# Start of Provided data

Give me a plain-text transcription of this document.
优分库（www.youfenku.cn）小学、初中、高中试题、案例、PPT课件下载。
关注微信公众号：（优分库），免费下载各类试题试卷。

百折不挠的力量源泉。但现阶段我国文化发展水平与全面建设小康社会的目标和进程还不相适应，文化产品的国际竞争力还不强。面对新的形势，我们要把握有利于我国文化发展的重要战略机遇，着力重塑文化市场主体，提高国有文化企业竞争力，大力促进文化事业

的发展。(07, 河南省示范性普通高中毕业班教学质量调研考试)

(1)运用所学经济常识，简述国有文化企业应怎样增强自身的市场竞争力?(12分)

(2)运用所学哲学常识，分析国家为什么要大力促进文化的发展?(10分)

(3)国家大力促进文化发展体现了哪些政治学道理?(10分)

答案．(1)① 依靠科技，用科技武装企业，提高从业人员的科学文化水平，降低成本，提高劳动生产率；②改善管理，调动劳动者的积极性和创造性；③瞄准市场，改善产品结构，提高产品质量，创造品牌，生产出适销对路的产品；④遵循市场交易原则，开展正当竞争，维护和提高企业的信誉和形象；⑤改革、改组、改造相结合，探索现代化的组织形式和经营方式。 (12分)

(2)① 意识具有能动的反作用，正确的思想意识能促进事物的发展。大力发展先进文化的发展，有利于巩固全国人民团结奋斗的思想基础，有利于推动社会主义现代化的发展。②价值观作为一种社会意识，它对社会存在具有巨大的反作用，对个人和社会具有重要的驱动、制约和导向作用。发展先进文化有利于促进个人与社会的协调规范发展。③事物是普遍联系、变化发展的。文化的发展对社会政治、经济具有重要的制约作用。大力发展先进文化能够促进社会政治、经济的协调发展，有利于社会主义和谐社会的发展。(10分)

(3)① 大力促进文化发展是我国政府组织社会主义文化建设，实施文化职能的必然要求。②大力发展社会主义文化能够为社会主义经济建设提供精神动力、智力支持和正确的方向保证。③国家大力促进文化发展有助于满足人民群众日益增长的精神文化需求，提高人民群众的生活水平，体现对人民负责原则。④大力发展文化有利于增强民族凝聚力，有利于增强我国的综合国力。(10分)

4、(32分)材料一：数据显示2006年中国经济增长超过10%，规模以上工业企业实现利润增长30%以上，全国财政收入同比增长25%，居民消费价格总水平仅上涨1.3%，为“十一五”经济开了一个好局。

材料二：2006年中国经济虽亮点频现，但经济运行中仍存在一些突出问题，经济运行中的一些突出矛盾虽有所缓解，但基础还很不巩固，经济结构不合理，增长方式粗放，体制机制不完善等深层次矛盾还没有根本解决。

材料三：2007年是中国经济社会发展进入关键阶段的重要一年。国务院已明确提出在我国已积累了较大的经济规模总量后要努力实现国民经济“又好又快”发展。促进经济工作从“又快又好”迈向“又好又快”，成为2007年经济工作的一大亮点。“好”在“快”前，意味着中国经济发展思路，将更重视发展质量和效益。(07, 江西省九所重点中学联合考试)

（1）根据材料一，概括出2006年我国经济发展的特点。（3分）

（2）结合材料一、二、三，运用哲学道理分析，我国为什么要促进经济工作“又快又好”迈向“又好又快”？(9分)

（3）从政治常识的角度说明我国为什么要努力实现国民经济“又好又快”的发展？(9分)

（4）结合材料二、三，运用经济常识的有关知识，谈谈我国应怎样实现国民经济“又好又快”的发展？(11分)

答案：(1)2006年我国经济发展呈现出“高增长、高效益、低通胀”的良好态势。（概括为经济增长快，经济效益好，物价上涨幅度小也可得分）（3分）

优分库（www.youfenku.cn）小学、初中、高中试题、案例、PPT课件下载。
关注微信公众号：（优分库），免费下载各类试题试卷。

# End of Provided data

Return the listing above in full, character for character.

Give me a plain-text transcription of this document.
优分库（www.youfenku.cn）小学、初中、高中试题、案例、PPT课件下载。
关注微信公众号：（优分库），免费下载各类试题试卷。

百折不挠的力量源泉。但现阶段我国文化发展水平与全面建设小康社会的目标和进程还不相适应，文化产品的国际竞争力还不强。面对新的形势，我们要把握有利于我国文化发展的重要战略机遇，着力重塑文化市场主体，提高国有文化企业竞争力，大力促进文化事业

的发展。(07, 河南省示范性普通高中毕业班教学质量调研考试)

(1)运用所学经济常识，简述国有文化企业应怎样增强自身的市场竞争力?(12分)

(2)运用所学哲学常识，分析国家为什么要大力促进文化的发展?(10分)

(3)国家大力促进文化发展体现了哪些政治学道理?(10分)

答案．(1)① 依靠科技，用科技武装企业，提高从业人员的科学文化水平，降低成本，提高劳动生产率；②改善管理，调动劳动者的积极性和创造性；③瞄准市场，改善产品结构，提高产品质量，创造品牌，生产出适销对路的产品；④遵循市场交易原则，开展正当竞争，维护和提高企业的信誉和形象；⑤改革、改组、改造相结合，探索现代化的组织形式和经营方式。 (12分)

(2)① 意识具有能动的反作用，正确的思想意识能促进事物的发展。大力发展先进文化的发展，有利于巩固全国人民团结奋斗的思想基础，有利于推动社会主义现代化的发展。②价值观作为一种社会意识，它对社会存在具有巨大的反作用，对个人和社会具有重要的驱动、制约和导向作用。发展先进文化有利于促进个人与社会的协调规范发展。③事物是普遍联系、变化发展的。文化的发展对社会政治、经济具有重要的制约作用。大力发展先进文化能够促进社会政治、经济的协调发展，有利于社会主义和谐社会的发展。(10分)

(3)① 大力促进文化发展是我国政府组织社会主义文化建设，实施文化职能的必然要求。②大力发展社会主义文化能够为社会主义经济建设提供精神动力、智力支持和正确的方向保证。③国家大力促进文化发展有助于满足人民群众日益增长的精神文化需求，提高人民群众的生活水平，体现对人民负责原则。④大力发展文化有利于增强民族凝聚力，有利于增强我国的综合国力。(10分)

4、(32分)材料一：数据显示2006年中国经济增长超过10%，规模以上工业企业实现利润增长30%以上，全国财政收入同比增长25%，居民消费价格总水平仅上涨1.3%，为“十一五”经济开了一个好局。

材料二：2006年中国经济虽亮点频现，但经济运行中仍存在一些突出问题，经济运行中的一些突出矛盾虽有所缓解，但基础还很不巩固，经济结构不合理，增长方式粗放，体制机制不完善等深层次矛盾还没有根本解决。

材料三：2007年是中国经济社会发展进入关键阶段的重要一年。国务院已明确提出在我国已积累了较大的经济规模总量后要努力实现国民经济“又好又快”发展。促进经济工作从“又快又好”迈向“又好又快”，成为2007年经济工作的一大亮点。“好”在“快”前，意味着中国经济发展思路，将更重视发展质量和效益。(07, 江西省九所重点中学联合考试)

（1）根据材料一，概括出2006年我国经济发展的特点。（3分）

（2）结合材料一、二、三，运用哲学道理分析，我国为什么要促进经济工作“又快又好”迈向“又好又快”？(9分)

（3）从政治常识的角度说明我国为什么要努力实现国民经济“又好又快”的发展？(9分)

（4）结合材料二、三，运用经济常识的有关知识，谈谈我国应怎样实现国民经济“又好又快”的发展？(11分)

答案：(1)2006年我国经济发展呈现出“高增长、高效益、低通胀”的良好态势。（概括为经济增长快，经济效益好，物价上涨幅度小也可得分）（3分）

优分库（www.youfenku.cn）小学、初中、高中试题、案例、PPT课件下载。
关注微信公众号：（优分库），免费下载各类试题试卷。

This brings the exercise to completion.